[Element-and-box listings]
# # # #
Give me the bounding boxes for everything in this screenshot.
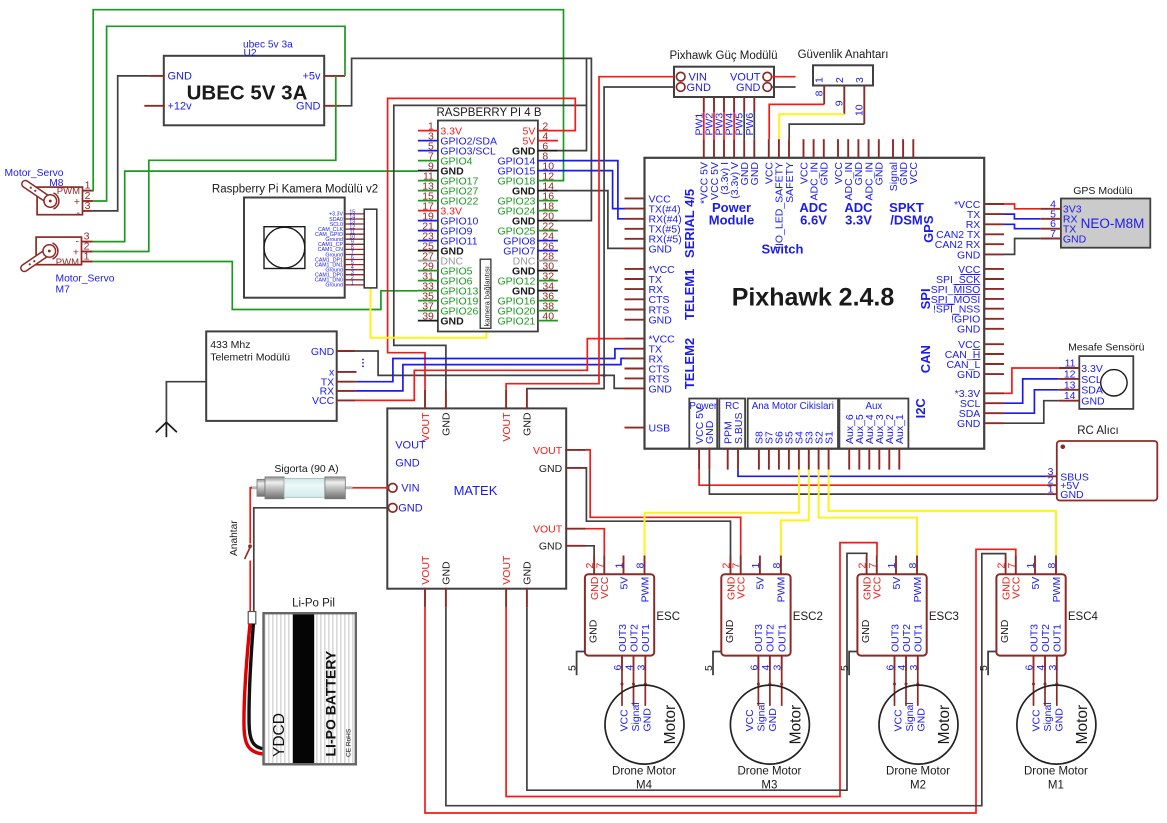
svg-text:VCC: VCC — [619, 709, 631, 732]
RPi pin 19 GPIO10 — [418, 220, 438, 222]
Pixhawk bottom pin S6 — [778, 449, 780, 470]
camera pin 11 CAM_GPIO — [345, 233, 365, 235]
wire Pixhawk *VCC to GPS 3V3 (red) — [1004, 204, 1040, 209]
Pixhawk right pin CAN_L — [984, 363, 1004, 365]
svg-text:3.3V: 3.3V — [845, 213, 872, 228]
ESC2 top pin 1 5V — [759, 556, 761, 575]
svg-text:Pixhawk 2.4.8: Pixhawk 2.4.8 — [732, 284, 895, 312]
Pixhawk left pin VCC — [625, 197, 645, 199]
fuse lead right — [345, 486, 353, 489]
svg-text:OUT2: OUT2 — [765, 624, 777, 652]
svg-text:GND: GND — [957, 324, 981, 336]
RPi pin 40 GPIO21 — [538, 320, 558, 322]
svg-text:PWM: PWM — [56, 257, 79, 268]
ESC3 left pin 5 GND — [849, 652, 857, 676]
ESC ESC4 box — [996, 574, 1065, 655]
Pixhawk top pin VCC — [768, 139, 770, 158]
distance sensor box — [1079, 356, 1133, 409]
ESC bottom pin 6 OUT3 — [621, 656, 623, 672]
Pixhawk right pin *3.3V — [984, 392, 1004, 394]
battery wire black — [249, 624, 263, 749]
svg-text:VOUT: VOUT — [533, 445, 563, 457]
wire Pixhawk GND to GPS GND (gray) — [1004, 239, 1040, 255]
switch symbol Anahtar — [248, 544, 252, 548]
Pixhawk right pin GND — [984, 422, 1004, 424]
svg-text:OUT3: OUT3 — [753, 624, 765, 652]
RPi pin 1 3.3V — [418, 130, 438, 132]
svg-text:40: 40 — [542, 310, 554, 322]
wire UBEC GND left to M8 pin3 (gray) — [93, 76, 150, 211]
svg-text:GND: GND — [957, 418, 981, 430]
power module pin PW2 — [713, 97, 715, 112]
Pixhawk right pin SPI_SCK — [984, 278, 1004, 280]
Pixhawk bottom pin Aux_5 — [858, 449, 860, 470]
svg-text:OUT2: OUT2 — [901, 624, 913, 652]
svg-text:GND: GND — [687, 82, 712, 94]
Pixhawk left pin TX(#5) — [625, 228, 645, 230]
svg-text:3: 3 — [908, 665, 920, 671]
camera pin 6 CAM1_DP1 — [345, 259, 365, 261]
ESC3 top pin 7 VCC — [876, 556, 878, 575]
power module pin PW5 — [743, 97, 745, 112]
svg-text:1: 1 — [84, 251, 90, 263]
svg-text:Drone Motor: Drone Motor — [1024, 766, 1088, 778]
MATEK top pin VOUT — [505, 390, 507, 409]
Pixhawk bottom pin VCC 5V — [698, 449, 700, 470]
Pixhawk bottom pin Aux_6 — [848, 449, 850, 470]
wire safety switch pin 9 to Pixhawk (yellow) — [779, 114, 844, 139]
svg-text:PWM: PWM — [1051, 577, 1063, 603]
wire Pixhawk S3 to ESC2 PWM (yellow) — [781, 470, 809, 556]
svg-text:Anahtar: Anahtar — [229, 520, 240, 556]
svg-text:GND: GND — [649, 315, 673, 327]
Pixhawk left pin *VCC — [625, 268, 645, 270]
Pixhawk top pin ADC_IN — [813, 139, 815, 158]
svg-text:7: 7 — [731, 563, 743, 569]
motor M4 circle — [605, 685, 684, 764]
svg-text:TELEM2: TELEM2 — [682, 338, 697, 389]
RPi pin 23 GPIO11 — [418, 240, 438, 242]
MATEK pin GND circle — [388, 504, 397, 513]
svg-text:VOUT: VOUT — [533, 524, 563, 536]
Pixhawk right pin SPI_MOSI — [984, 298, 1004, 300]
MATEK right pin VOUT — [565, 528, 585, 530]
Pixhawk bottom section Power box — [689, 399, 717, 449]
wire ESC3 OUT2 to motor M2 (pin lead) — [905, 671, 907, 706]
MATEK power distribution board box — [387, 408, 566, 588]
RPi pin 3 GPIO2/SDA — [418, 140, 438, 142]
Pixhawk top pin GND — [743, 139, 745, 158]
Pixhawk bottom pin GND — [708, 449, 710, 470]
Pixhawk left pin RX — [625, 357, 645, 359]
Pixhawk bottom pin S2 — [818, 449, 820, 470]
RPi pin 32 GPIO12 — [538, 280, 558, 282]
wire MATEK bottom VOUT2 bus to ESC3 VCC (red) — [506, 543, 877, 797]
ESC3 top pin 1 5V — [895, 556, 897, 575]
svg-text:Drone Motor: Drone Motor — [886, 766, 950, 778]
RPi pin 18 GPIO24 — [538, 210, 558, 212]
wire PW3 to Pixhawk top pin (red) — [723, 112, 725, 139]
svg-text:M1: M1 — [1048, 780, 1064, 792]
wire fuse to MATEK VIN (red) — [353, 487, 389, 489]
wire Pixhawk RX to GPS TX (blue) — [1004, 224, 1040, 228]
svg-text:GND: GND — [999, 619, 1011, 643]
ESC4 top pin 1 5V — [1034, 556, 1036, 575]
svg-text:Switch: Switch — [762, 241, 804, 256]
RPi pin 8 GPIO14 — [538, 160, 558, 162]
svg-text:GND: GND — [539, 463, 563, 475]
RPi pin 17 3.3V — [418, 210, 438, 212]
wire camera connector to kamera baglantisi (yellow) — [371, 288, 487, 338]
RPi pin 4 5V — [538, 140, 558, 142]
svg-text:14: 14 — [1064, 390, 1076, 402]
# # # #
■ **Task**:
Swap "pin" for "pad" in the stretch of the records from the line containing "svg-text:VCC: VCC — [619, 709, 631, 732]" through the line containing "svg-text:GND: GND — [957, 324, 981, 336]", and write out only those lines with nothing else changed.

■ **Answer in full**:
svg-text:VCC: VCC — [619, 709, 631, 732]
RPi pad 19 GPIO10 — [418, 220, 438, 222]
Pixhawk bottom pad S6 — [778, 449, 780, 470]
camera pad 11 CAM_GPIO — [345, 233, 365, 235]
wire Pixhawk *VCC to GPS 3V3 (red) — [1004, 204, 1040, 209]
Pixhawk right pad CAN_L — [984, 363, 1004, 365]
svg-text:3.3V: 3.3V — [845, 213, 872, 228]
ESC2 top pad 1 5V — [759, 556, 761, 575]
svg-text:Pixhawk 2.4.8: Pixhawk 2.4.8 — [732, 284, 895, 312]
Pixhawk left pad VCC — [625, 197, 645, 199]
fuse lead right — [345, 486, 353, 489]
svg-text:OUT2: OUT2 — [765, 624, 777, 652]
svg-text:GND: GND — [957, 324, 981, 336]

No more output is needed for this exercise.